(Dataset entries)
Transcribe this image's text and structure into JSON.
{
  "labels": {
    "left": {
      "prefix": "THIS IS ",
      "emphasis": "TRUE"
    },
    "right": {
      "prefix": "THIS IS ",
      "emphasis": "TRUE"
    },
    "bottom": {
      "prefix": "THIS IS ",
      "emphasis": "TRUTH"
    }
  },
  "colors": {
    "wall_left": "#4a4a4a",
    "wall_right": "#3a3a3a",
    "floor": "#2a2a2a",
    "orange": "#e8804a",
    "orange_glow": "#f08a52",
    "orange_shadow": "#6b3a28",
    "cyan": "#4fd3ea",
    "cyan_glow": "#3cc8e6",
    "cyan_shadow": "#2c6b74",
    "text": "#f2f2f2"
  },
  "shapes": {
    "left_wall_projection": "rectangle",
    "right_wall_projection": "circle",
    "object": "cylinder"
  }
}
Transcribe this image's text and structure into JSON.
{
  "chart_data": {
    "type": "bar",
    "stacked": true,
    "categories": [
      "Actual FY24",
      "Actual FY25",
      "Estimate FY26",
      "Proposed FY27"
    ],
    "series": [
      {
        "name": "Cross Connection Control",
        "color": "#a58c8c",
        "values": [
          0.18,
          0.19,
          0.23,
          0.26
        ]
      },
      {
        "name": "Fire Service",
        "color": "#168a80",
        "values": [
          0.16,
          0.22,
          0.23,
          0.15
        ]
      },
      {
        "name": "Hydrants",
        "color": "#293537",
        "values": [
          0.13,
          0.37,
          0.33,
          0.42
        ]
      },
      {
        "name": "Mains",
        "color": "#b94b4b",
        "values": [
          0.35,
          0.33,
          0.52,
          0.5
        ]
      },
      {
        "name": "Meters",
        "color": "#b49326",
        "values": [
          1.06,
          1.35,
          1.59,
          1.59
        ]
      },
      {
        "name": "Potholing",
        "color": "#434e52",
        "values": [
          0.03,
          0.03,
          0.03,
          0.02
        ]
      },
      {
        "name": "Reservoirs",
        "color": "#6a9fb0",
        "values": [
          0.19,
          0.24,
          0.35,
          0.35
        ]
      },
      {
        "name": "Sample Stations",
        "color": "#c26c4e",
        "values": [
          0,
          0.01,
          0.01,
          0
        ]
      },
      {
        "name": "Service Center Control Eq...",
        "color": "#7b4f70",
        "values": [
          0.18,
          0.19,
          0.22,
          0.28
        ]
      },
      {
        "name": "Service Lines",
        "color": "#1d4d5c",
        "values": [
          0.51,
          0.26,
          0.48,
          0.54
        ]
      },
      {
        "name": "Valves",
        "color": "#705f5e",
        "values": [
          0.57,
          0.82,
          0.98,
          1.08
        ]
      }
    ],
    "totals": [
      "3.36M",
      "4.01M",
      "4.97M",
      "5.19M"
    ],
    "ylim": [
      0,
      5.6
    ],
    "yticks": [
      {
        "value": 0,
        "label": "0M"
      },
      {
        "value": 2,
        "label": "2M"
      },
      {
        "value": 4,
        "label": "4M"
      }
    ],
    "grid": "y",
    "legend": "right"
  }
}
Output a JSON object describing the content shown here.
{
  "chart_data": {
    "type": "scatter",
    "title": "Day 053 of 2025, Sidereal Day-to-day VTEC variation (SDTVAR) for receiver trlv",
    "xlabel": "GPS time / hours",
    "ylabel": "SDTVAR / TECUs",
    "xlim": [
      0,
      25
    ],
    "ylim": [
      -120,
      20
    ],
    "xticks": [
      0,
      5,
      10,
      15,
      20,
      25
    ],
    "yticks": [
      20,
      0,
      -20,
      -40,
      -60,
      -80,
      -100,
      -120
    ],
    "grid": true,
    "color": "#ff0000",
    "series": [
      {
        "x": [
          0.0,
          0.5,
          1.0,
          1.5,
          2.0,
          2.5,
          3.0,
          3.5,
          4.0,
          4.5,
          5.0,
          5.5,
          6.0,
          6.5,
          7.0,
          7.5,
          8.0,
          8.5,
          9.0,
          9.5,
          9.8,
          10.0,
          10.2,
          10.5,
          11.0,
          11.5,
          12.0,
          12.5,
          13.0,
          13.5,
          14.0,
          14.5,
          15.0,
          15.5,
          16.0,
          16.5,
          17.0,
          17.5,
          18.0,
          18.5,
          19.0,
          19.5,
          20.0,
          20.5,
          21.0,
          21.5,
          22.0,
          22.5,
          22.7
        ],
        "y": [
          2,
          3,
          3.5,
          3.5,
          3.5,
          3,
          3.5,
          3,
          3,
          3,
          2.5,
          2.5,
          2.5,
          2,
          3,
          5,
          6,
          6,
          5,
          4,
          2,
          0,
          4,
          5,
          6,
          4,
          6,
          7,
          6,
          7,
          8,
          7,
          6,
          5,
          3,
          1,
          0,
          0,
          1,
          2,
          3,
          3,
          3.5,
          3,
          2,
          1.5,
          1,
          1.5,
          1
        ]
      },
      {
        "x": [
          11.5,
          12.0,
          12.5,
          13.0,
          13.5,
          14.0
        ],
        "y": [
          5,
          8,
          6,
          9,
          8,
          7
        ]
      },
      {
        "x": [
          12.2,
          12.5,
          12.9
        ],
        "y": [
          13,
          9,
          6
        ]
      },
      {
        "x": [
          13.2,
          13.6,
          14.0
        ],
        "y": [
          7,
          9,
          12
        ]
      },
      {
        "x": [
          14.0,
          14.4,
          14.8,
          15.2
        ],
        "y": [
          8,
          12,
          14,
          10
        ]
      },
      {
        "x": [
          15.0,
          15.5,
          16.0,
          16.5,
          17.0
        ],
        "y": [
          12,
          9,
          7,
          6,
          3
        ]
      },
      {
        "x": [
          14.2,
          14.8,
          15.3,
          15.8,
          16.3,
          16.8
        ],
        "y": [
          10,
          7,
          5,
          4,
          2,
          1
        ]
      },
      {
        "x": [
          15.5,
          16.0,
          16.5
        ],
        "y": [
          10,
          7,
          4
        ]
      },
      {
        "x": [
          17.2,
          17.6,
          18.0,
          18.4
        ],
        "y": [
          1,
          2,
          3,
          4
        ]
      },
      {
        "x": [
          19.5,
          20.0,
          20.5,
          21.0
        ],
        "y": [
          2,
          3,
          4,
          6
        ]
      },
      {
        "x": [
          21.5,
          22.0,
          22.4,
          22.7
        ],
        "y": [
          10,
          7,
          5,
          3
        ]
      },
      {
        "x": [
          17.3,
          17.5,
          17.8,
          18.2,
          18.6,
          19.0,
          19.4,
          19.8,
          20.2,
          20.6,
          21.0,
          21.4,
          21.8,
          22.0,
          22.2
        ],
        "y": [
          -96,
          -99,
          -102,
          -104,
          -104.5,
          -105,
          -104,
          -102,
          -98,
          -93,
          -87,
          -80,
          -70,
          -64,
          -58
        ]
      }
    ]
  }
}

__PROBLEM TO SOLVE__: Exactly as written, please output every entry.

__FINAL RESULT__:
Transcribe this image's text and structure into JSON.
{
  "labels": {
    "left": {
      "prefix": "THIS IS ",
      "emphasis": "TRUE"
    },
    "right": {
      "prefix": "THIS IS ",
      "emphasis": "TRUE"
    },
    "bottom": {
      "prefix": "THIS IS ",
      "emphasis": "TRUTH"
    }
  },
  "colors": {
    "wall_left": "#4a4a4a",
    "wall_right": "#3a3a3a",
    "floor": "#2a2a2a",
    "orange": "#e8804a",
    "orange_glow": "#f08a52",
    "orange_shadow": "#6b3a28",
    "cyan": "#4fd3ea",
    "cyan_glow": "#3cc8e6",
    "cyan_shadow": "#2c6b74",
    "text": "#f2f2f2"
  },
  "shapes": {
    "left_wall_projection": "rectangle",
    "right_wall_projection": "circle",
    "object": "cylinder"
  }
}
Transcribe this image's text and structure into JSON.
{
  "chart_data": {
    "type": "bar",
    "stacked": true,
    "categories": [
      "Actual FY24",
      "Actual FY25",
      "Estimate FY26",
      "Proposed FY27"
    ],
    "series": [
      {
        "name": "Cross Connection Control",
        "color": "#a58c8c",
        "values": [
          0.18,
          0.19,
          0.23,
          0.26
        ]
      },
      {
        "name": "Fire Service",
        "color": "#168a80",
        "values": [
          0.16,
          0.22,
          0.23,
          0.15
        ]
      },
      {
        "name": "Hydrants",
        "color": "#293537",
        "values": [
          0.13,
          0.37,
          0.33,
          0.42
        ]
      },
      {
        "name": "Mains",
        "color": "#b94b4b",
        "values": [
          0.35,
          0.33,
          0.52,
          0.5
        ]
      },
      {
        "name": "Meters",
        "color": "#b49326",
        "values": [
          1.06,
          1.35,
          1.59,
          1.59
        ]
      },
      {
        "name": "Potholing",
        "color": "#434e52",
        "values": [
          0.03,
          0.03,
          0.03,
          0.02
        ]
      },
      {
        "name": "Reservoirs",
        "color": "#6a9fb0",
        "values": [
          0.19,
          0.24,
          0.35,
          0.35
        ]
      },
      {
        "name": "Sample Stations",
        "color": "#c26c4e",
        "values": [
          0,
          0.01,
          0.01,
          0
        ]
      },
      {
        "name": "Service Center Control Eq...",
        "color": "#7b4f70",
        "values": [
          0.18,
          0.19,
          0.22,
          0.28
        ]
      },
      {
        "name": "Service Lines",
        "color": "#1d4d5c",
        "values": [
          0.51,
          0.26,
          0.48,
          0.54
        ]
      },
      {
        "name": "Valves",
        "color": "#705f5e",
        "values": [
          0.57,
          0.82,
          0.98,
          1.08
        ]
      }
    ],
    "totals": [
      "3.36M",
      "4.01M",
      "4.97M",
      "5.19M"
    ],
    "ylim": [
      0,
      5.6
    ],
    "yticks": [
      {
        "value": 0,
        "label": "0M"
      },
      {
        "value": 2,
        "label": "2M"
      },
      {
        "value": 4,
        "label": "4M"
      }
    ],
    "grid": "y",
    "legend": "right"
  }
}
Output a JSON object describing the content shown here.
{
  "chart_data": {
    "type": "scatter",
    "title": "Day 053 of 2025, Sidereal Day-to-day VTEC variation (SDTVAR) for receiver trlv",
    "xlabel": "GPS time / hours",
    "ylabel": "SDTVAR / TECUs",
    "xlim": [
      0,
      25
    ],
    "ylim": [
      -120,
      20
    ],
    "xticks": [
      0,
      5,
      10,
      15,
      20,
      25
    ],
    "yticks": [
      20,
      0,
      -20,
      -40,
      -60,
      -80,
      -100,
      -120
    ],
    "grid": true,
    "color": "#ff0000",
    "series": [
      {
        "x": [
          0.0,
          0.5,
          1.0,
          1.5,
          2.0,
          2.5,
          3.0,
          3.5,
          4.0,
          4.5,
          5.0,
          5.5,
          6.0,
          6.5,
          7.0,
          7.5,
          8.0,
          8.5,
          9.0,
          9.5,
          9.8,
          10.0,
          10.2,
          10.5,
          11.0,
          11.5,
          12.0,
          12.5,
          13.0,
          13.5,
          14.0,
          14.5,
          15.0,
          15.5,
          16.0,
          16.5,
          17.0,
          17.5,
          18.0,
          18.5,
          19.0,
          19.5,
          20.0,
          20.5,
          21.0,
          21.5,
          22.0,
          22.5,
          22.7
        ],
        "y": [
          2,
          3,
          3.5,
          3.5,
          3.5,
          3,
          3.5,
          3,
          3,
          3,
          2.5,
          2.5,
          2.5,
          2,
          3,
          5,
          6,
          6,
          5,
          4,
          2,
          0,
          4,
          5,
          6,
          4,
          6,
          7,
          6,
          7,
          8,
          7,
          6,
          5,
          3,
          1,
          0,
          0,
          1,
          2,
          3,
          3,
          3.5,
          3,
          2,
          1.5,
          1,
          1.5,
          1
        ]
      },
      {
        "x": [
          11.5,
          12.0,
          12.5,
          13.0,
          13.5,
          14.0
        ],
        "y": [
          5,
          8,
          6,
          9,
          8,
          7
        ]
      },
      {
        "x": [
          12.2,
          12.5,
          12.9
        ],
        "y": [
          13,
          9,
          6
        ]
      },
      {
        "x": [
          13.2,
          13.6,
          14.0
        ],
        "y": [
          7,
          9,
          12
        ]
      },
      {
        "x": [
          14.0,
          14.4,
          14.8,
          15.2
        ],
        "y": [
          8,
          12,
          14,
          10
        ]
      },
      {
        "x": [
          15.0,
          15.5,
          16.0,
          16.5,
          17.0
        ],
        "y": [
          12,
          9,
          7,
          6,
          3
        ]
      },
      {
        "x": [
          14.2,
          14.8,
          15.3,
          15.8,
          16.3,
          16.8
        ],
        "y": [
          10,
          7,
          5,
          4,
          2,
          1
        ]
      },
      {
        "x": [
          15.5,
          16.0,
          16.5
        ],
        "y": [
          10,
          7,
          4
        ]
      },
      {
        "x": [
          17.2,
          17.6,
          18.0,
          18.4
        ],
        "y": [
          1,
          2,
          3,
          4
        ]
      },
      {
        "x": [
          19.5,
          20.0,
          20.5,
          21.0
        ],
        "y": [
          2,
          3,
          4,
          6
        ]
      },
      {
        "x": [
          21.5,
          22.0,
          22.4,
          22.7
        ],
        "y": [
          10,
          7,
          5,
          3
        ]
      },
      {
        "x": [
          17.3,
          17.5,
          17.8,
          18.2,
          18.6,
          19.0,
          19.4,
          19.8,
          20.2,
          20.6,
          21.0,
          21.4,
          21.8,
          22.0,
          22.2
        ],
        "y": [
          -96,
          -99,
          -102,
          -104,
          -104.5,
          -105,
          -104,
          -102,
          -98,
          -93,
          -87,
          -80,
          -70,
          -64,
          -58
        ]
      }
    ]
  }
}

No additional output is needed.